───── Exercise materials ─────

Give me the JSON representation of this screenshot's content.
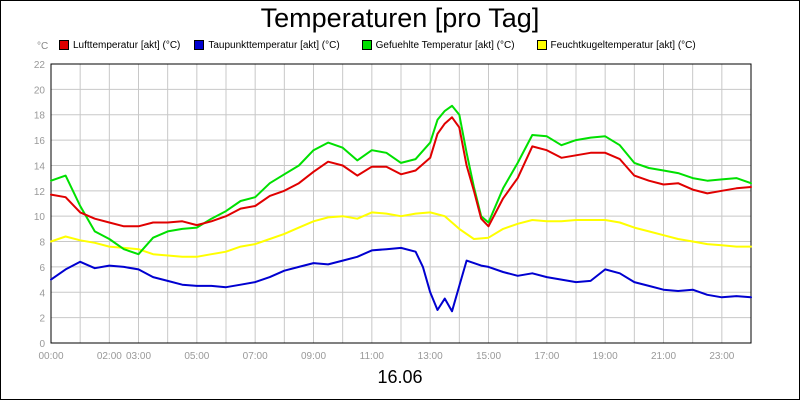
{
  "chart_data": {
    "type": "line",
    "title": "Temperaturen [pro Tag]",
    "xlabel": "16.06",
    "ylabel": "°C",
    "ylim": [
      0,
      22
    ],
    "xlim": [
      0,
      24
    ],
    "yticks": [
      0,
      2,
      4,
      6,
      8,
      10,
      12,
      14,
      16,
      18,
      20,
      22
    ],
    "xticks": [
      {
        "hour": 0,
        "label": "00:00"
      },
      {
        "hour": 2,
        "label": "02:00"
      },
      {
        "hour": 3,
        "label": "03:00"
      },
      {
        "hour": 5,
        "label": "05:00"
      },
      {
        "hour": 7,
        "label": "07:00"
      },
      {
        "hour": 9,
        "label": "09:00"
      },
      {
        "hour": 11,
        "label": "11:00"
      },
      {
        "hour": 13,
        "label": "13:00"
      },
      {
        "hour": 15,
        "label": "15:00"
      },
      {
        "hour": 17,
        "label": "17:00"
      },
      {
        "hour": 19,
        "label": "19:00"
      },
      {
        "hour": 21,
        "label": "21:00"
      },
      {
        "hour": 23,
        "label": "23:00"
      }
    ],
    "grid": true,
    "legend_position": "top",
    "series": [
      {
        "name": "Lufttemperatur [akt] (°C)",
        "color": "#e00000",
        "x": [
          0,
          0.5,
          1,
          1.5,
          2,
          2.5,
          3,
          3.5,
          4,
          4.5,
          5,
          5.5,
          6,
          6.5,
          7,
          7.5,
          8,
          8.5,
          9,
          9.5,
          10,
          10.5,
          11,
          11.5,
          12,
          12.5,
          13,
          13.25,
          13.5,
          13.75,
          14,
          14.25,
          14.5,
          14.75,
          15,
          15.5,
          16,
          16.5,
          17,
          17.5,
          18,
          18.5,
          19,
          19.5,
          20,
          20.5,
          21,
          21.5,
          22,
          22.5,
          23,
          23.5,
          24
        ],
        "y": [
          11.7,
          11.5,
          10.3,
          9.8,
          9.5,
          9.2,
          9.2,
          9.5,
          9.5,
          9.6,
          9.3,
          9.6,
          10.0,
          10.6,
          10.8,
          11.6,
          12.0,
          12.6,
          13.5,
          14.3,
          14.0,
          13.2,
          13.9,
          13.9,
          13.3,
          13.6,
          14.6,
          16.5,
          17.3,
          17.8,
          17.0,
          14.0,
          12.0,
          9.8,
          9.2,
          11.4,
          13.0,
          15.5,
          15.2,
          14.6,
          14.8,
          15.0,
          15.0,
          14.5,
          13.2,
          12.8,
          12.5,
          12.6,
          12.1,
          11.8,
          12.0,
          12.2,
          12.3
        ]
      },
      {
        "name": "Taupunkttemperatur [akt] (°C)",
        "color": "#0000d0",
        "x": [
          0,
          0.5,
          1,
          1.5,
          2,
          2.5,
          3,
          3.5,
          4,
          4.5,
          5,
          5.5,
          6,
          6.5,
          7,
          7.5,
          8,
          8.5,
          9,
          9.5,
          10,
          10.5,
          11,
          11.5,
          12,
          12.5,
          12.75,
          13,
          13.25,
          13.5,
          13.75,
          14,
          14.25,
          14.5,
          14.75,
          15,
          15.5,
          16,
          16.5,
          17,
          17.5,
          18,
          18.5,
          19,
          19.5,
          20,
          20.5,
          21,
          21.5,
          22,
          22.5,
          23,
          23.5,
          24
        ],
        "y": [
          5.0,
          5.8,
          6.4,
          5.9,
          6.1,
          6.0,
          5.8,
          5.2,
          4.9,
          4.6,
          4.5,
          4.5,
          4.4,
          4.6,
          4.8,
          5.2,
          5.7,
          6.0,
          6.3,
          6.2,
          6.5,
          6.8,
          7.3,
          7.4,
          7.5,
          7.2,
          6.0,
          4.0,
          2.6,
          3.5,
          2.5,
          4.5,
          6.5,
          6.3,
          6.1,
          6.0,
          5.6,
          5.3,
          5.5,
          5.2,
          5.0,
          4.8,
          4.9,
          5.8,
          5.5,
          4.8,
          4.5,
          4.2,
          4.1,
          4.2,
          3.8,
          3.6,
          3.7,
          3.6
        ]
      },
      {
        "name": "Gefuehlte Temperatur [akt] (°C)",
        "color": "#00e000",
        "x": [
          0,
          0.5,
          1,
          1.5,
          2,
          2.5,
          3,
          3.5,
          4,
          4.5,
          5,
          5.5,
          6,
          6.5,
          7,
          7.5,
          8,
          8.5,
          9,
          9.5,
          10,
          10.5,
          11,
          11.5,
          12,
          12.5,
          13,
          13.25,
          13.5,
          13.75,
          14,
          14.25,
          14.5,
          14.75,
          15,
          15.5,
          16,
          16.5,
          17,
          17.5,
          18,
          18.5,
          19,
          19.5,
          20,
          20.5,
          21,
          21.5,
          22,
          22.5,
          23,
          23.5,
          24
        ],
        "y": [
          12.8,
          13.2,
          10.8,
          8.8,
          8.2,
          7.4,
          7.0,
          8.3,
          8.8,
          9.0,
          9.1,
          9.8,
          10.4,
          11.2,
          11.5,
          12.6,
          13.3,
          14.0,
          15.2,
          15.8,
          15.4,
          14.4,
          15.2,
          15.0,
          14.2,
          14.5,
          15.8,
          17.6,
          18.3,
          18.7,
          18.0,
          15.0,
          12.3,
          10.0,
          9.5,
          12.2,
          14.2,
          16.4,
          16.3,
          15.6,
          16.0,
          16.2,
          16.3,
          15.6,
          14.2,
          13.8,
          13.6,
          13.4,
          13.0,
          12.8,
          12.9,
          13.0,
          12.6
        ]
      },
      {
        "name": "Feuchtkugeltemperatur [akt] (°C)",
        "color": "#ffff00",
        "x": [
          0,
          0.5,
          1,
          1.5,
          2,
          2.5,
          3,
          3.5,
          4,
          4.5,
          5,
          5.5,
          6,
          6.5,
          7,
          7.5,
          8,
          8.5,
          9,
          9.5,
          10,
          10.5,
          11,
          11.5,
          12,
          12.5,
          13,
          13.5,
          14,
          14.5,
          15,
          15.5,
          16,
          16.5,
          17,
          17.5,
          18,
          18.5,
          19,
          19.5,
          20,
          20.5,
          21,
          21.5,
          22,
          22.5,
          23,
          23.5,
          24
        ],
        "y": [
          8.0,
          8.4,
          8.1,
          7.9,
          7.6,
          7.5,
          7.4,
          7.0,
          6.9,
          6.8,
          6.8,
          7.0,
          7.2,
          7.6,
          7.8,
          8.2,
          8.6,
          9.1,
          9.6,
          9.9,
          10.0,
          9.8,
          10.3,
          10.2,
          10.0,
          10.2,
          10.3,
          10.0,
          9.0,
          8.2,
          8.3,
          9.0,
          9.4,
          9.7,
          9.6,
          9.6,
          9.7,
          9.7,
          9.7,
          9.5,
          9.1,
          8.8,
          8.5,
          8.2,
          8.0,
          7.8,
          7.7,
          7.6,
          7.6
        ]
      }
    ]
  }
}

─────

Directions for this task:
Reproduce the entries above word for word. Pictures stay out.

Solution for this task:
Give me the JSON representation of this screenshot's content.
{
  "chart_data": {
    "type": "line",
    "title": "Temperaturen [pro Tag]",
    "xlabel": "16.06",
    "ylabel": "°C",
    "ylim": [
      0,
      22
    ],
    "xlim": [
      0,
      24
    ],
    "yticks": [
      0,
      2,
      4,
      6,
      8,
      10,
      12,
      14,
      16,
      18,
      20,
      22
    ],
    "xticks": [
      {
        "hour": 0,
        "label": "00:00"
      },
      {
        "hour": 2,
        "label": "02:00"
      },
      {
        "hour": 3,
        "label": "03:00"
      },
      {
        "hour": 5,
        "label": "05:00"
      },
      {
        "hour": 7,
        "label": "07:00"
      },
      {
        "hour": 9,
        "label": "09:00"
      },
      {
        "hour": 11,
        "label": "11:00"
      },
      {
        "hour": 13,
        "label": "13:00"
      },
      {
        "hour": 15,
        "label": "15:00"
      },
      {
        "hour": 17,
        "label": "17:00"
      },
      {
        "hour": 19,
        "label": "19:00"
      },
      {
        "hour": 21,
        "label": "21:00"
      },
      {
        "hour": 23,
        "label": "23:00"
      }
    ],
    "grid": true,
    "legend_position": "top",
    "series": [
      {
        "name": "Lufttemperatur [akt] (°C)",
        "color": "#e00000",
        "x": [
          0,
          0.5,
          1,
          1.5,
          2,
          2.5,
          3,
          3.5,
          4,
          4.5,
          5,
          5.5,
          6,
          6.5,
          7,
          7.5,
          8,
          8.5,
          9,
          9.5,
          10,
          10.5,
          11,
          11.5,
          12,
          12.5,
          13,
          13.25,
          13.5,
          13.75,
          14,
          14.25,
          14.5,
          14.75,
          15,
          15.5,
          16,
          16.5,
          17,
          17.5,
          18,
          18.5,
          19,
          19.5,
          20,
          20.5,
          21,
          21.5,
          22,
          22.5,
          23,
          23.5,
          24
        ],
        "y": [
          11.7,
          11.5,
          10.3,
          9.8,
          9.5,
          9.2,
          9.2,
          9.5,
          9.5,
          9.6,
          9.3,
          9.6,
          10.0,
          10.6,
          10.8,
          11.6,
          12.0,
          12.6,
          13.5,
          14.3,
          14.0,
          13.2,
          13.9,
          13.9,
          13.3,
          13.6,
          14.6,
          16.5,
          17.3,
          17.8,
          17.0,
          14.0,
          12.0,
          9.8,
          9.2,
          11.4,
          13.0,
          15.5,
          15.2,
          14.6,
          14.8,
          15.0,
          15.0,
          14.5,
          13.2,
          12.8,
          12.5,
          12.6,
          12.1,
          11.8,
          12.0,
          12.2,
          12.3
        ]
      },
      {
        "name": "Taupunkttemperatur [akt] (°C)",
        "color": "#0000d0",
        "x": [
          0,
          0.5,
          1,
          1.5,
          2,
          2.5,
          3,
          3.5,
          4,
          4.5,
          5,
          5.5,
          6,
          6.5,
          7,
          7.5,
          8,
          8.5,
          9,
          9.5,
          10,
          10.5,
          11,
          11.5,
          12,
          12.5,
          12.75,
          13,
          13.25,
          13.5,
          13.75,
          14,
          14.25,
          14.5,
          14.75,
          15,
          15.5,
          16,
          16.5,
          17,
          17.5,
          18,
          18.5,
          19,
          19.5,
          20,
          20.5,
          21,
          21.5,
          22,
          22.5,
          23,
          23.5,
          24
        ],
        "y": [
          5.0,
          5.8,
          6.4,
          5.9,
          6.1,
          6.0,
          5.8,
          5.2,
          4.9,
          4.6,
          4.5,
          4.5,
          4.4,
          4.6,
          4.8,
          5.2,
          5.7,
          6.0,
          6.3,
          6.2,
          6.5,
          6.8,
          7.3,
          7.4,
          7.5,
          7.2,
          6.0,
          4.0,
          2.6,
          3.5,
          2.5,
          4.5,
          6.5,
          6.3,
          6.1,
          6.0,
          5.6,
          5.3,
          5.5,
          5.2,
          5.0,
          4.8,
          4.9,
          5.8,
          5.5,
          4.8,
          4.5,
          4.2,
          4.1,
          4.2,
          3.8,
          3.6,
          3.7,
          3.6
        ]
      },
      {
        "name": "Gefuehlte Temperatur [akt] (°C)",
        "color": "#00e000",
        "x": [
          0,
          0.5,
          1,
          1.5,
          2,
          2.5,
          3,
          3.5,
          4,
          4.5,
          5,
          5.5,
          6,
          6.5,
          7,
          7.5,
          8,
          8.5,
          9,
          9.5,
          10,
          10.5,
          11,
          11.5,
          12,
          12.5,
          13,
          13.25,
          13.5,
          13.75,
          14,
          14.25,
          14.5,
          14.75,
          15,
          15.5,
          16,
          16.5,
          17,
          17.5,
          18,
          18.5,
          19,
          19.5,
          20,
          20.5,
          21,
          21.5,
          22,
          22.5,
          23,
          23.5,
          24
        ],
        "y": [
          12.8,
          13.2,
          10.8,
          8.8,
          8.2,
          7.4,
          7.0,
          8.3,
          8.8,
          9.0,
          9.1,
          9.8,
          10.4,
          11.2,
          11.5,
          12.6,
          13.3,
          14.0,
          15.2,
          15.8,
          15.4,
          14.4,
          15.2,
          15.0,
          14.2,
          14.5,
          15.8,
          17.6,
          18.3,
          18.7,
          18.0,
          15.0,
          12.3,
          10.0,
          9.5,
          12.2,
          14.2,
          16.4,
          16.3,
          15.6,
          16.0,
          16.2,
          16.3,
          15.6,
          14.2,
          13.8,
          13.6,
          13.4,
          13.0,
          12.8,
          12.9,
          13.0,
          12.6
        ]
      },
      {
        "name": "Feuchtkugeltemperatur [akt] (°C)",
        "color": "#ffff00",
        "x": [
          0,
          0.5,
          1,
          1.5,
          2,
          2.5,
          3,
          3.5,
          4,
          4.5,
          5,
          5.5,
          6,
          6.5,
          7,
          7.5,
          8,
          8.5,
          9,
          9.5,
          10,
          10.5,
          11,
          11.5,
          12,
          12.5,
          13,
          13.5,
          14,
          14.5,
          15,
          15.5,
          16,
          16.5,
          17,
          17.5,
          18,
          18.5,
          19,
          19.5,
          20,
          20.5,
          21,
          21.5,
          22,
          22.5,
          23,
          23.5,
          24
        ],
        "y": [
          8.0,
          8.4,
          8.1,
          7.9,
          7.6,
          7.5,
          7.4,
          7.0,
          6.9,
          6.8,
          6.8,
          7.0,
          7.2,
          7.6,
          7.8,
          8.2,
          8.6,
          9.1,
          9.6,
          9.9,
          10.0,
          9.8,
          10.3,
          10.2,
          10.0,
          10.2,
          10.3,
          10.0,
          9.0,
          8.2,
          8.3,
          9.0,
          9.4,
          9.7,
          9.6,
          9.6,
          9.7,
          9.7,
          9.7,
          9.5,
          9.1,
          8.8,
          8.5,
          8.2,
          8.0,
          7.8,
          7.7,
          7.6,
          7.6
        ]
      }
    ]
  }
}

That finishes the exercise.